### Task to carry out
Count the lines in the listing below that contain the string "select", matching case exactly. Reply with only the number.

### Supplied material
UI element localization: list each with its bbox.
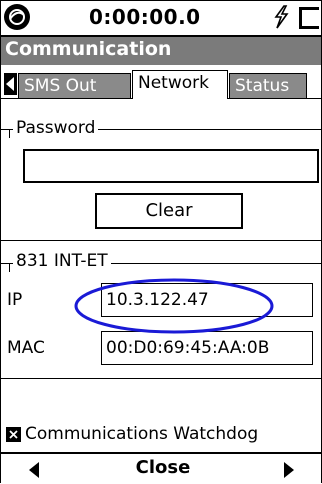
elapsed-timer: 0:00:00.0 bbox=[89, 5, 201, 29]
mac-field[interactable]: 00:D0:69:45:AA:0B bbox=[101, 331, 313, 365]
password-group-bottom bbox=[1, 240, 321, 241]
network-group-tick bbox=[9, 263, 10, 272]
device-screen: 0:00:00.0 Communication SMS Out Network … bbox=[0, 0, 322, 484]
battery-icon bbox=[299, 7, 319, 29]
page-title: Communication bbox=[5, 38, 172, 60]
watchdog-checkbox[interactable] bbox=[6, 427, 21, 442]
ip-label: IP bbox=[7, 290, 23, 310]
network-group-label: 831 INT-ET bbox=[13, 251, 111, 271]
tab-network[interactable]: Network bbox=[132, 70, 228, 99]
tab-status[interactable]: Status bbox=[229, 73, 307, 99]
bottom-bar: Close bbox=[1, 452, 321, 484]
nav-right-arrow-icon[interactable] bbox=[284, 462, 294, 478]
status-bar: 0:00:00.0 bbox=[1, 1, 321, 37]
tab-sms-out[interactable]: SMS Out bbox=[18, 73, 131, 99]
clear-button[interactable]: Clear bbox=[95, 193, 243, 229]
tab-scroll-left-icon[interactable] bbox=[4, 73, 17, 95]
tab-strip: SMS Out Network Status bbox=[1, 67, 321, 101]
close-button[interactable]: Close bbox=[131, 457, 195, 478]
mac-label: MAC bbox=[7, 338, 45, 358]
title-bar: Communication bbox=[1, 37, 321, 65]
password-group-label: Password bbox=[13, 118, 99, 138]
larson-davis-logo-icon bbox=[4, 4, 30, 30]
password-group-tick bbox=[9, 129, 10, 138]
network-group-bottom bbox=[1, 378, 321, 379]
checkbox-x-icon bbox=[8, 429, 19, 440]
lightning-bolt-icon bbox=[272, 5, 290, 29]
watchdog-label: Communications Watchdog bbox=[25, 424, 259, 444]
ip-field[interactable]: 10.3.122.47 bbox=[101, 283, 313, 317]
password-field[interactable] bbox=[23, 149, 319, 183]
nav-left-arrow-icon[interactable] bbox=[29, 462, 39, 478]
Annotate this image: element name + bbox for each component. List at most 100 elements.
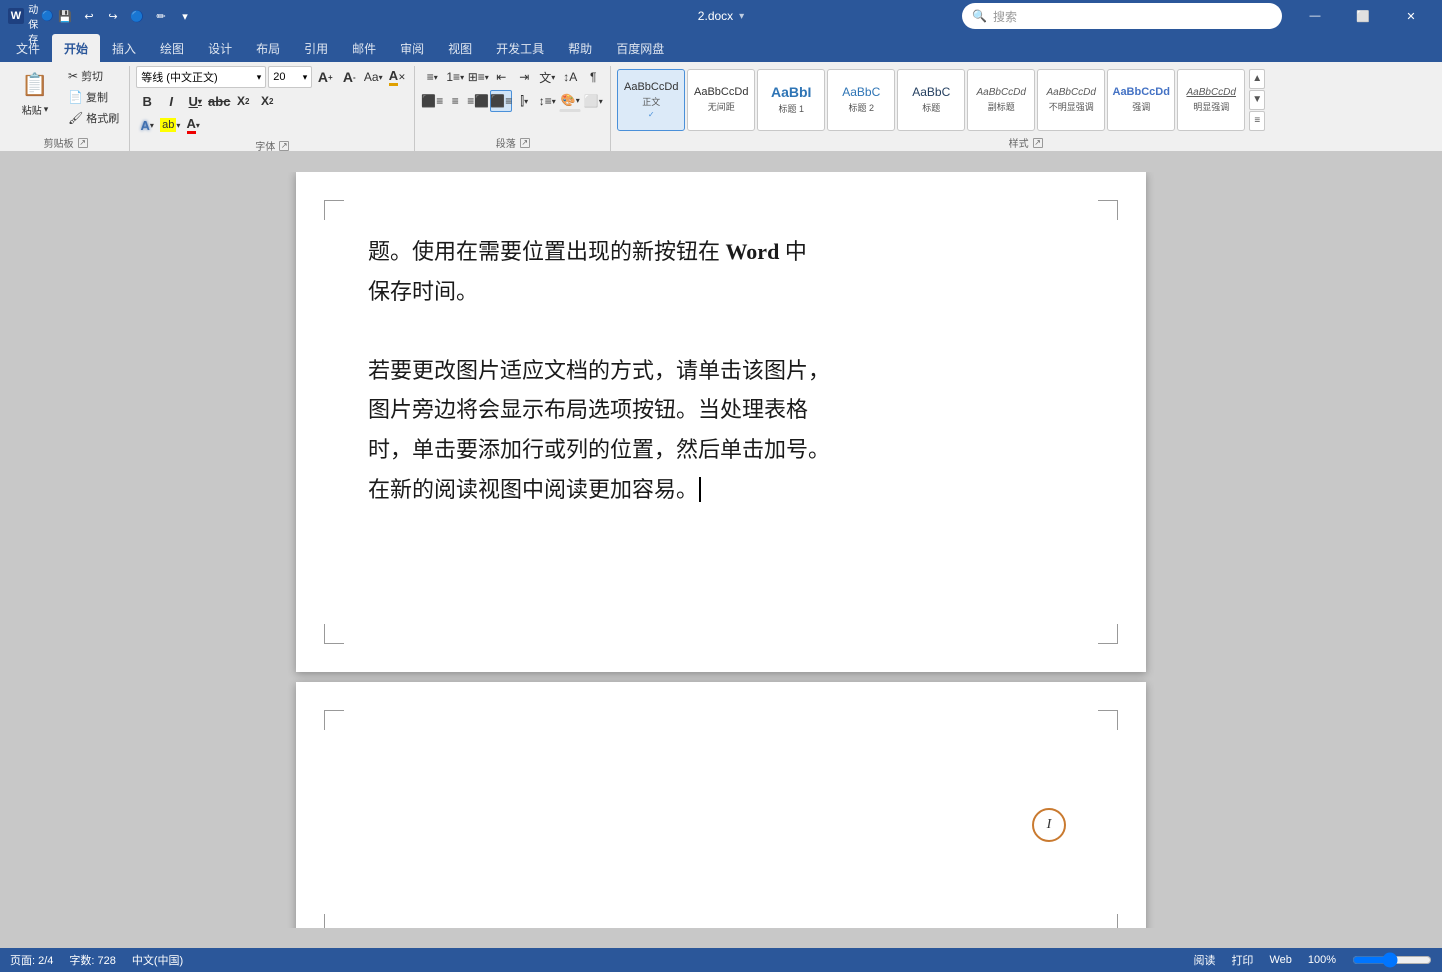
style-subtle-emph[interactable]: AaBbCcDd 不明显强调 <box>1037 69 1105 131</box>
status-bar-right: 阅读 打印 Web 100% <box>1193 952 1432 968</box>
tab-draw[interactable]: 绘图 <box>148 34 196 62</box>
tab-insert[interactable]: 插入 <box>100 34 148 62</box>
tab-home[interactable]: 开始 <box>52 34 100 62</box>
font-name-select[interactable]: 等线 (中文正文) ▾ <box>136 66 266 88</box>
zoom-slider[interactable] <box>1352 952 1432 968</box>
clipboard-group-label: 剪贴板 ↗ <box>8 133 123 151</box>
save-button[interactable]: 💾 <box>54 5 76 27</box>
clipboard-group: 📋 粘贴 ▾ ✂ 剪切 📄 复制 🖌 格式刷 <box>2 66 130 151</box>
paragraph-expand[interactable]: ↗ <box>520 138 530 148</box>
change-case-button[interactable]: Aa▾ <box>362 66 384 88</box>
doc-page1-text[interactable]: 题。使用在需要位置出现的新按钮在 Word 中保存时间。 若要更改图片适应文档的… <box>368 232 1074 509</box>
clear-format-button[interactable]: A ✕ <box>386 66 408 88</box>
minimize-button[interactable]: — <box>1292 0 1338 32</box>
style-heading2[interactable]: AaBbC 标题 2 <box>827 69 895 131</box>
tab-references[interactable]: 引用 <box>292 34 340 62</box>
close-button[interactable]: ✕ <box>1388 0 1434 32</box>
bold-button[interactable]: B <box>136 90 158 112</box>
title-bar: W 自动保存 🔵 💾 ↩ ↪ 🔵 ✏ ▾ 2.docx ▾ 🔍 搜索 — ⬜ ✕ <box>0 0 1442 32</box>
title-dropdown[interactable]: ▾ <box>739 11 744 22</box>
redo-button[interactable]: ↪ <box>102 5 124 27</box>
corner-mark-br <box>1098 624 1118 644</box>
corner-mark-br-2 <box>1098 914 1118 928</box>
tab-baidu[interactable]: 百度网盘 <box>604 34 676 62</box>
strikethrough-button[interactable]: abc <box>208 90 230 112</box>
style-subtle-emph-preview: AaBbCcDd <box>1047 87 1096 98</box>
style-no-spacing[interactable]: AaBbCcDd 无间距 <box>687 69 755 131</box>
styles-scroll-down[interactable]: ▼ <box>1249 90 1265 110</box>
align-right-button[interactable]: ≡⬛ <box>467 90 489 112</box>
underline-button[interactable]: U▾ <box>184 90 206 112</box>
tab-layout[interactable]: 布局 <box>244 34 292 62</box>
align-center-button[interactable]: ≡ <box>444 90 466 112</box>
tab-developer[interactable]: 开发工具 <box>484 34 556 62</box>
view-print-button[interactable]: 打印 <box>1231 952 1253 968</box>
zoom-level[interactable]: 100% <box>1308 954 1336 966</box>
tab-mailing[interactable]: 邮件 <box>340 34 388 62</box>
sort-button[interactable]: ↕A <box>559 66 581 88</box>
columns-button[interactable]: ⫿▾ <box>513 90 535 112</box>
font-size-select[interactable]: 20 ▾ <box>268 66 312 88</box>
align-left-button[interactable]: ⬛≡ <box>421 90 443 112</box>
clipboard-expand[interactable]: ↗ <box>78 138 88 148</box>
justify-button[interactable]: ⬛≡ <box>490 90 512 112</box>
numbered-list-button[interactable]: 1≡▾ <box>444 66 466 88</box>
style-normal-checkmark: ✓ <box>648 110 655 119</box>
style-heading1[interactable]: AaBbI 标题 1 <box>757 69 825 131</box>
style-heading3[interactable]: AaBbC 标题 <box>897 69 965 131</box>
line-spacing-button[interactable]: ↕≡▾ <box>536 90 558 112</box>
font-grow-button[interactable]: A+ <box>314 66 336 88</box>
paste-bottom[interactable]: 粘贴 ▾ <box>10 100 60 119</box>
style-normal[interactable]: AaBbCcDd 正文 ✓ <box>617 69 685 131</box>
paste-top[interactable]: 📋 <box>10 68 60 100</box>
autosave-toggle[interactable]: 自动保存 🔵 <box>30 5 52 27</box>
tab-view[interactable]: 视图 <box>436 34 484 62</box>
style-strong[interactable]: AaBbCcDd 明显强调 <box>1177 69 1245 131</box>
undo-button[interactable]: ↩ <box>78 5 100 27</box>
subscript-button[interactable]: X2 <box>232 90 254 112</box>
font-color-button[interactable]: A▾ <box>182 114 204 136</box>
cut-button[interactable]: ✂ 剪切 <box>64 66 123 86</box>
restore-button[interactable]: ⬜ <box>1340 0 1386 32</box>
tab-review[interactable]: 审阅 <box>388 34 436 62</box>
styles-more[interactable]: ≡ <box>1249 111 1265 131</box>
styles-expand[interactable]: ↗ <box>1033 138 1043 148</box>
qat-dropdown[interactable]: ▾ <box>174 5 196 27</box>
format-painter-button[interactable]: 🖌 格式刷 <box>64 108 123 128</box>
tab-file[interactable]: 文件 <box>4 34 52 62</box>
paste-button[interactable]: 📋 粘贴 ▾ <box>8 66 62 132</box>
search-bar[interactable]: 🔍 搜索 <box>962 3 1282 29</box>
document-page-1[interactable]: 题。使用在需要位置出现的新按钮在 Word 中保存时间。 若要更改图片适应文档的… <box>296 172 1146 672</box>
increase-indent-button[interactable]: ⇥ <box>513 66 535 88</box>
font-shrink-button[interactable]: A- <box>338 66 360 88</box>
text-highlight-button[interactable]: ab▾ <box>159 114 181 136</box>
border-button[interactable]: ⬜▾ <box>582 90 604 112</box>
view-read-button[interactable]: 阅读 <box>1193 952 1215 968</box>
style-subtitle[interactable]: AaBbCcDd 副标题 <box>967 69 1035 131</box>
style-emphasis[interactable]: AaBbCcDd 强调 <box>1107 69 1175 131</box>
show-marks-button[interactable]: ¶ <box>582 66 604 88</box>
styles-group-label: 样式 ↗ <box>617 133 1434 151</box>
copy-button[interactable]: 📄 复制 <box>64 87 123 107</box>
tab-design[interactable]: 设计 <box>196 34 244 62</box>
superscript-button[interactable]: X2 <box>256 90 278 112</box>
auto-format-button[interactable]: 🔵 <box>126 5 148 27</box>
italic-button[interactable]: I <box>160 90 182 112</box>
text-effects-button[interactable]: A▾ <box>136 114 158 136</box>
view-web-button[interactable]: Web <box>1269 954 1291 966</box>
autosave-indicator: 🔵 <box>41 11 53 22</box>
word-app-icon: W <box>8 8 24 24</box>
document-page-2[interactable]: I <box>296 682 1146 928</box>
para-row2: ⬛≡ ≡ ≡⬛ ⬛≡ ⫿▾ ↕≡▾ 🎨▾ ⬜▾ <box>421 90 604 112</box>
multilevel-list-button[interactable]: ⊞≡▾ <box>467 66 489 88</box>
tab-help[interactable]: 帮助 <box>556 34 604 62</box>
decrease-indent-button[interactable]: ⇤ <box>490 66 512 88</box>
font-expand[interactable]: ↗ <box>279 141 289 151</box>
shading-button[interactable]: 🎨▾ <box>559 90 581 112</box>
para-row1: ≡▾ 1≡▾ ⊞≡▾ ⇤ ⇥ 文▾ ↕A ¶ <box>421 66 604 88</box>
customize-qat-button[interactable]: ✏ <box>150 5 172 27</box>
bullet-list-button[interactable]: ≡▾ <box>421 66 443 88</box>
chinese-format-button[interactable]: 文▾ <box>536 66 558 88</box>
styles-scroll-up[interactable]: ▲ <box>1249 69 1265 89</box>
style-heading3-preview: AaBbC <box>912 85 950 99</box>
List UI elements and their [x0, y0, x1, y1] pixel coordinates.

### Solution below
2